TEXT EXCERPT
Start
The Active Vs. Passive Debate Explained

Jason Kirsch
Investment Insecurities
3 min readMar 1, 2017

Berkshire Hathaway recently released its most recent (2016) annual shareholder letter and every retail investor in the United States freaked out that Buffett, the ultimate beat-the-market investor has switched sides and joined the passive investing team.

For those that aren’t familiar with the active vs passive debate, let me briefly explain.

The beliefs of investors can be broken down the beliefs of investors into two camps:

One camp argues that the market is “informationally efficient,” means that the price of a stock (or any other investment asset) incorporates all relevant and available information, and thus will accurately reflect its true or intrinsic value. According to this theory, short-term fluctuations of a stock’s price above or below its intrinsic value will be random and unpredictable. Changes in a stock’s intrinsic value are also random and unpredictable because they will be based on future developments and new information that are impossible to anticipate. In a 1965 article, Fama described what he called the “random walk” behavior of stock prices.

The upshot for the investor? If the Efficient Market Hypothesis is true, then consistently outperforming the market is extremely unlikely and, in the long run, nearly impossible.

The other camp takes findings from psychology and other social sciences and applies them to how people make economic decisions both in general and in the stock market. One of the leaders in the field is Daniel Kahneman, who sums up his research (alone and with others) in the book Thinking, Fast and Slow. Supported by a wealth of detailed behavior studies, Kahneman argues that most of our decisions are a result of a fast and intuitive thought process that is very easily colored by emotions and unconscious bias — and that even the judgments of our slow, rational side are influenced by the assumptions of our intuitive side.
End
Dataset records
Start
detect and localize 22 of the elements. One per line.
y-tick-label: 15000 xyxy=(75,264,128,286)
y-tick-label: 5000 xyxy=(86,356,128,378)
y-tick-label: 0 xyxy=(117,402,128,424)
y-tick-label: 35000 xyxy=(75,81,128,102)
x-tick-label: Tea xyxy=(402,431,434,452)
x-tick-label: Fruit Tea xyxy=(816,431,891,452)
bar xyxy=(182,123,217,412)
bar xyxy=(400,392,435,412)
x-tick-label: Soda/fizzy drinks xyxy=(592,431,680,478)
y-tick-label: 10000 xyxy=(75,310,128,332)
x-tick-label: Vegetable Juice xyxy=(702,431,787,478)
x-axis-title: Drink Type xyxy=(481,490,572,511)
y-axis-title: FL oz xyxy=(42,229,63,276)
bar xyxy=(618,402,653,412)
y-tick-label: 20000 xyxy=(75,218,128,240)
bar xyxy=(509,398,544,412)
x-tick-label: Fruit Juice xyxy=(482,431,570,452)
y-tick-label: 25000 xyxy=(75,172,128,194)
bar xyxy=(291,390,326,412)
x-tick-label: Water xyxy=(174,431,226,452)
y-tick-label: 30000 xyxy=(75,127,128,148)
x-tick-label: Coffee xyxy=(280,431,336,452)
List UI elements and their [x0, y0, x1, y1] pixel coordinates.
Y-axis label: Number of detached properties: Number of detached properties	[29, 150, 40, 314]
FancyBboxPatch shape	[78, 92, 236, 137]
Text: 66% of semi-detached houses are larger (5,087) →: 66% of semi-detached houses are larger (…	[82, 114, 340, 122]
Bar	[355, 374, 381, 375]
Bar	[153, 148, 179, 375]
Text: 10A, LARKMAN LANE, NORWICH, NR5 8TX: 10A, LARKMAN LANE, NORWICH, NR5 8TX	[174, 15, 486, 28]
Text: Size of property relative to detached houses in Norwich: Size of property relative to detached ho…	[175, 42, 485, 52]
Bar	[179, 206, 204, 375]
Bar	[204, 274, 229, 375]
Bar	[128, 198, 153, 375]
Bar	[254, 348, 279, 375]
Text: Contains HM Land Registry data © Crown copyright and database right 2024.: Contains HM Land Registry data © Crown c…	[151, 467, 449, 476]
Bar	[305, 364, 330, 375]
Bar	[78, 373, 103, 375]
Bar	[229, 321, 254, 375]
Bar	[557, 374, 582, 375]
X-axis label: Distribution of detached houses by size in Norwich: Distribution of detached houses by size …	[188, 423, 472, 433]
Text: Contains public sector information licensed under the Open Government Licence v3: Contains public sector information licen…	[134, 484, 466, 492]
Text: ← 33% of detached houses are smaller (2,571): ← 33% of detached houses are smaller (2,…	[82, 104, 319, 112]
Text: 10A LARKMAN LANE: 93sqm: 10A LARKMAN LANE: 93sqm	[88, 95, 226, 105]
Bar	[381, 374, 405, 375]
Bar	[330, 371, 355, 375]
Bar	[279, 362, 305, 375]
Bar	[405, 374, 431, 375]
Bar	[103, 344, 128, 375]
End
WRITTEN INSTRUCTION 1
Transcribe the passage of the active vs. passive investing article between "The beliefs of investors can" and "of stock prices.", inclusive.
WRITTEN INSTRUCTION 2
Which people does the active vs. passive investing article name in its body paragraphs, excluding the byline? List each of them.
WRITTEN INSTRUCTION 3
Write the next part of the active vs. passive investing article, starting after its final sentence.

TASK RESPONSE 1
The beliefs of investors can be broken down the beliefs of investors into two camps:

One camp argues that the market is “informationally efficient,” means that the price of a stock (or any other investment asset) incorporates all relevant and available information, and thus will accurately reflect its true or intrinsic value. According to this theory, short-term fluctuations of a stock’s price above or below its intrinsic value will be random and unpredictable. Changes in a stock’s intrinsic value are also random and unpredictable because they will be based on future developments and new information that are impossible to anticipate. In a 1965 article, Fama described what he called the “random walk” behavior of stock prices.

TASK RESPONSE 2
- Buffett
- Fama
- Daniel Kahneman

TASK RESPONSE 3
According to this view, since participants in the market are anything but rational, the market is anything but efficient. Those arguing against a rational market seem to be gaining the upper hand in the debate. Kahneman also won a Nobel Prize for Economics, and others like Robert Shiller (Irrational Exuberance), Richard Thaler (Misbehaving: The Making of Behavioral Economics), and Justin Fox (The Myth of the Rational Market), building on his work, contend that the ups and downs of the stock market in recent decades are more pronounced and volatile than should be the case if the Efficient Market Hypothesis was true.

Although it’s overly simplistic to reduce the vast and varied world of investing to these two schools, in practice, the line between them is often blurred. And as an individual investor, you don’t have to make an either/or choice between them. Strict EMH adherents concede that it is possible to beat the market at the margins, and contrarian investors (like Warren Buffett) acknowledge the merits of passive investing.

But if it’s a simplification, it’s a useful one. Beneath all the number-crunching, investing is ultimately a question of philosophy. There is no one correct path but the most successful investors have a coherent philosophy and stick to it. These two points of view — of a rational market that one can at best hope to ride, and of an irrational market that is beatable — are the North and South poles of investing philosophy. And, as you begin your investment journey, you’ll see how these contrasts play out in very different approaches to two key questions faced by every investor: managing risk and diversification.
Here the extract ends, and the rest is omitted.